- _To do_
Take the data below and filter it for lines containing the word "Zhao"; show each line found.

[Items from a data source]
○ ○ ○ ○ ○
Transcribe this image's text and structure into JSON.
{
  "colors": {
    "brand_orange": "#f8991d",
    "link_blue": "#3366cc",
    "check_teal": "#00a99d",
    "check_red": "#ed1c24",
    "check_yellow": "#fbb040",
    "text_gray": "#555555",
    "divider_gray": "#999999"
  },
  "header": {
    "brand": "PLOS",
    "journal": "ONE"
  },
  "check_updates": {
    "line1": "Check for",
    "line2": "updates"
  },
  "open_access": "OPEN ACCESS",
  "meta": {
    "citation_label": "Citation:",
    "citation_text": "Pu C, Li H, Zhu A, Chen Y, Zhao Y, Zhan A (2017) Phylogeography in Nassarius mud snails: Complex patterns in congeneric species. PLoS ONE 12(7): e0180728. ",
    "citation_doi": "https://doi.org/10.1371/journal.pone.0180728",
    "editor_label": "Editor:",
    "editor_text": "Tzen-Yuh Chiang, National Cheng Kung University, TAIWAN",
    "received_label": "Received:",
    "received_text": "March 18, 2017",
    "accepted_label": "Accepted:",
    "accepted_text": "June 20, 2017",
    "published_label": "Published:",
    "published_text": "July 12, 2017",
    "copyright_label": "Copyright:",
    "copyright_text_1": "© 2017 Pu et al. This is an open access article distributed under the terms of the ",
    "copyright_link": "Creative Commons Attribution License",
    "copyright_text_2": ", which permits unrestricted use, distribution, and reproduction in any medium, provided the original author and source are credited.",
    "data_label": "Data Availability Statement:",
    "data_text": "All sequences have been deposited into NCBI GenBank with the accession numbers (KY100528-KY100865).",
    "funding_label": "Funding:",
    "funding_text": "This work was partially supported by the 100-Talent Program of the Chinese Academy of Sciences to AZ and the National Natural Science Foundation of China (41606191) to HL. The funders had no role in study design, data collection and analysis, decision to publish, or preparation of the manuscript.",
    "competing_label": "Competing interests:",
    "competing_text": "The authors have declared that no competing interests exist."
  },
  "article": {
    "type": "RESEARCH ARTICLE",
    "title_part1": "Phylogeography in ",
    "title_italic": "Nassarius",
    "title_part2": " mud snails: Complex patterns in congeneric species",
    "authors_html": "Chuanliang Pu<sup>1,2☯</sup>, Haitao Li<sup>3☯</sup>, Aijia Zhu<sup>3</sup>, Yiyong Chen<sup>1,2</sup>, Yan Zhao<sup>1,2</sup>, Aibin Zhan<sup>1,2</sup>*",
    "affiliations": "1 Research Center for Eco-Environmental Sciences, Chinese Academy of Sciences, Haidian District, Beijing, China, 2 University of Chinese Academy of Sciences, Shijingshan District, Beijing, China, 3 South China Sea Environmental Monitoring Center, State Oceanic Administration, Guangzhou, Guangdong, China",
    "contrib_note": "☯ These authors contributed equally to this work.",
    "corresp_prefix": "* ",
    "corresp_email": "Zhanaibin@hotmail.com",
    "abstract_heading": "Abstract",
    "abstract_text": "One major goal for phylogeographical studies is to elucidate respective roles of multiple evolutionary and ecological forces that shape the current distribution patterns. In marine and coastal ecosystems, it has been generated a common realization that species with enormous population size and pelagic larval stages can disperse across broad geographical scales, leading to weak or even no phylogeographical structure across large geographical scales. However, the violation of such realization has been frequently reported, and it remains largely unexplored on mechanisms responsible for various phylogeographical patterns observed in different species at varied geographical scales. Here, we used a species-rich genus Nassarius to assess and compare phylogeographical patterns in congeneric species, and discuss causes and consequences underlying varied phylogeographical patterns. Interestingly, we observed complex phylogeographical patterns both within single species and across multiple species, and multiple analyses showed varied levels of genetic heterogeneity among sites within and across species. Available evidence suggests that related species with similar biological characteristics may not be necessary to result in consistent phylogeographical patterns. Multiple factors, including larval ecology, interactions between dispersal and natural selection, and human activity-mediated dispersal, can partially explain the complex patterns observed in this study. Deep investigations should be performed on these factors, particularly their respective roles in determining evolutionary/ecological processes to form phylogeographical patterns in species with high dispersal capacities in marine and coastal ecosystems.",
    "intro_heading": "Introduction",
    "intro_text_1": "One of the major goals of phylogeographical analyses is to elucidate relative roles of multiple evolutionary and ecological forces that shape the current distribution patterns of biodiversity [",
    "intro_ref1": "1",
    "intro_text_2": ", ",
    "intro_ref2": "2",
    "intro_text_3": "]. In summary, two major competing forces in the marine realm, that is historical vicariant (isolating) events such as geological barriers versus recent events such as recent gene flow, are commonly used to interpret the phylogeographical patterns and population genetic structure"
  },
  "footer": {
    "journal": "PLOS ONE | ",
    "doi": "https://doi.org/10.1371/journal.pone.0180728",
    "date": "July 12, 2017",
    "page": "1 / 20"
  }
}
○ ○ ○ ○ ○
- _Written solution_
    "citation_text": "Pu C, Li H, Zhu A, Chen Y, Zhao Y, Zhan A (2017) Phylogeography in Nassarius mud snails: Complex patterns in congeneric species. PLoS ONE 12(7): e0180728. ",
    "authors_html": "Chuanliang Pu<sup>1,2☯</sup>, Haitao Li<sup>3☯</sup>, Aijia Zhu<sup>3</sup>, Yiyong Chen<sup>1,2</sup>, Yan Zhao<sup>1,2</sup>, Aibin Zhan<sup>1,2</sup>*",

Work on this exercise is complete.